Stored data entries
::::::::::
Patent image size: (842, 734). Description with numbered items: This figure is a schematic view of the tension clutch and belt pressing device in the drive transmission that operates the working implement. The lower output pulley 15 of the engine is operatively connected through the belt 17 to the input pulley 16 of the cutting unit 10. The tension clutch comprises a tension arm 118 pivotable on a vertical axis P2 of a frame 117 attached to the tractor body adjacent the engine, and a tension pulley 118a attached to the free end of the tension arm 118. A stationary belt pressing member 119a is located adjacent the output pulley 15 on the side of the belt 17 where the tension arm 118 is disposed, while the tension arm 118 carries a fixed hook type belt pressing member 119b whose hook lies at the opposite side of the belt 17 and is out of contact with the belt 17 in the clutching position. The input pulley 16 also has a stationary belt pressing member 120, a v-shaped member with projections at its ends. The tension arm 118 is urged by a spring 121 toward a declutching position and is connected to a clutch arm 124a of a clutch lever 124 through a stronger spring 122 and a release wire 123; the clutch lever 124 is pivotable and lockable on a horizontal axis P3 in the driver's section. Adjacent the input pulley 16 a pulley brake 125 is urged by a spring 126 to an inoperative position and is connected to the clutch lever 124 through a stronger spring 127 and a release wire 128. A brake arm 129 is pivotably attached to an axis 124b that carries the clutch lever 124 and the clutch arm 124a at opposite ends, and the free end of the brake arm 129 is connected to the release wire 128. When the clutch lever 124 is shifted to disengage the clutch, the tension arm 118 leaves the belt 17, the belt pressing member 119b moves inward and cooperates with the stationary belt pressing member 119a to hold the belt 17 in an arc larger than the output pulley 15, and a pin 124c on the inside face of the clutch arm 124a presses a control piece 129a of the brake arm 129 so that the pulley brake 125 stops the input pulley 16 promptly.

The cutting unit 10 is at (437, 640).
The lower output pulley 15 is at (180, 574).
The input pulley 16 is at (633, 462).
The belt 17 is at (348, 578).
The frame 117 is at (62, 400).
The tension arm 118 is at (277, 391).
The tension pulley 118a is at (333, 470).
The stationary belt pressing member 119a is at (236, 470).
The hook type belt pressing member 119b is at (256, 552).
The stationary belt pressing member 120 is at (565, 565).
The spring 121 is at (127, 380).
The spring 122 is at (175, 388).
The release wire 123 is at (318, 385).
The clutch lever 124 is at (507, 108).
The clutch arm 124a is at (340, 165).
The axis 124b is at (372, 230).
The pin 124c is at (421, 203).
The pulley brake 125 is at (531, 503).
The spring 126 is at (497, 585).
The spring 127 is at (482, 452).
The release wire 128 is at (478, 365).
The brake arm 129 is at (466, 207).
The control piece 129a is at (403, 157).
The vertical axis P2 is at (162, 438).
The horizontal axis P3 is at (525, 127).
::::::::::
- [TASK BRIEF]: Rewrite the listing above as a two-column CSV with the headers "input" and "output", giving one row per entry. Put each entry's text and its answer in a single quoted field, and replace line breaks with spaces.

- [RESULT]:
input,output
"Patent image size: (842, 734). Description with numbered items: This figure is a schematic view of the tension clutch and belt pressing device in the drive transmission that operates the working implement. The lower output pulley 15 of the engine is operatively connected through the belt 17 to the input pulley 16 of the cutting unit 10. The tension clutch comprises a tension arm 118 pivotable on a vertical axis P2 of a frame 117 attached to the tractor body adjacent the engine, and a tension pulley 118a attached to the free end of the tension arm 118. A stationary belt pressing member 119a is located adjacent the output pulley 15 on the side of the belt 17 where the tension arm 118 is disposed, while the tension arm 118 carries a fixed hook type belt pressing member 119b whose hook lies at the opposite side of the belt 17 and is out of contact with the belt 17 in the clutching position. The input pulley 16 also has a stationary belt pressing member 120, a v-shaped member with projections at its ends. The tension arm 118 is urged by a spring 121 toward a declutching position and is connected to a clutch arm 124a of a clutch lever 124 through a stronger spring 122 and a release wire 123; the clutch lever 124 is pivotable and lockable on a horizontal axis P3 in the driver's section. Adjacent the input pulley 16 a pulley brake 125 is urged by a spring 126 to an inoperative position and is connected to the clutch lever 124 through a stronger spring 127 and a release wire 128. A brake arm 129 is pivotably attached to an axis 124b that carries the clutch lever 124 and the clutch arm 124a at opposite ends, and the free end of the brake arm 129 is connected to the release wire 128. When the clutch lever 124 is shifted to disengage the clutch, the tension arm 118 leaves the belt 17, the belt pressing member 119b moves inward and cooperates with the stationary belt pressing member 119a to hold the belt 17 in an arc larger than the output pulley 15, and a pin 124c on the inside face of the clutch arm 124a presses a control piece 129a of the brake arm 129 so that the pulley brake 125 stops the input pulley 16 promptly.","The cutting unit 10 is at (437, 640). The lower output pulley 15 is at (180, 574). The input pulley 16 is at (633, 462). The belt 17 is at (348, 578). The frame 117 is at (62, 400). The tension arm 118 is at (277, 391). The tension pulley 118a is at (333, 470). The stationary belt pressing member 119a is at (236, 470). The hook type belt pressing member 119b is at (256, 552). The stationary belt pressing member 120 is at (565, 565). The spring 121 is at (127, 380). The spring 122 is at (175, 388). The release wire 123 is at (318, 385). The clutch lever 124 is at (507, 108). The clutch arm 124a is at (340, 165). The axis 124b is at (372, 230). The pin 124c is at (421, 203). The pulley brake 125 is at (531, 503). The spring 126 is at (497, 585). The spring 127 is at (482, 452). The release wire 128 is at (478, 365). The brake arm 129 is at (466, 207). The control piece 129a is at (403, 157). The vertical axis P2 is at (162, 438). The horizontal axis P3 is at (525, 127)."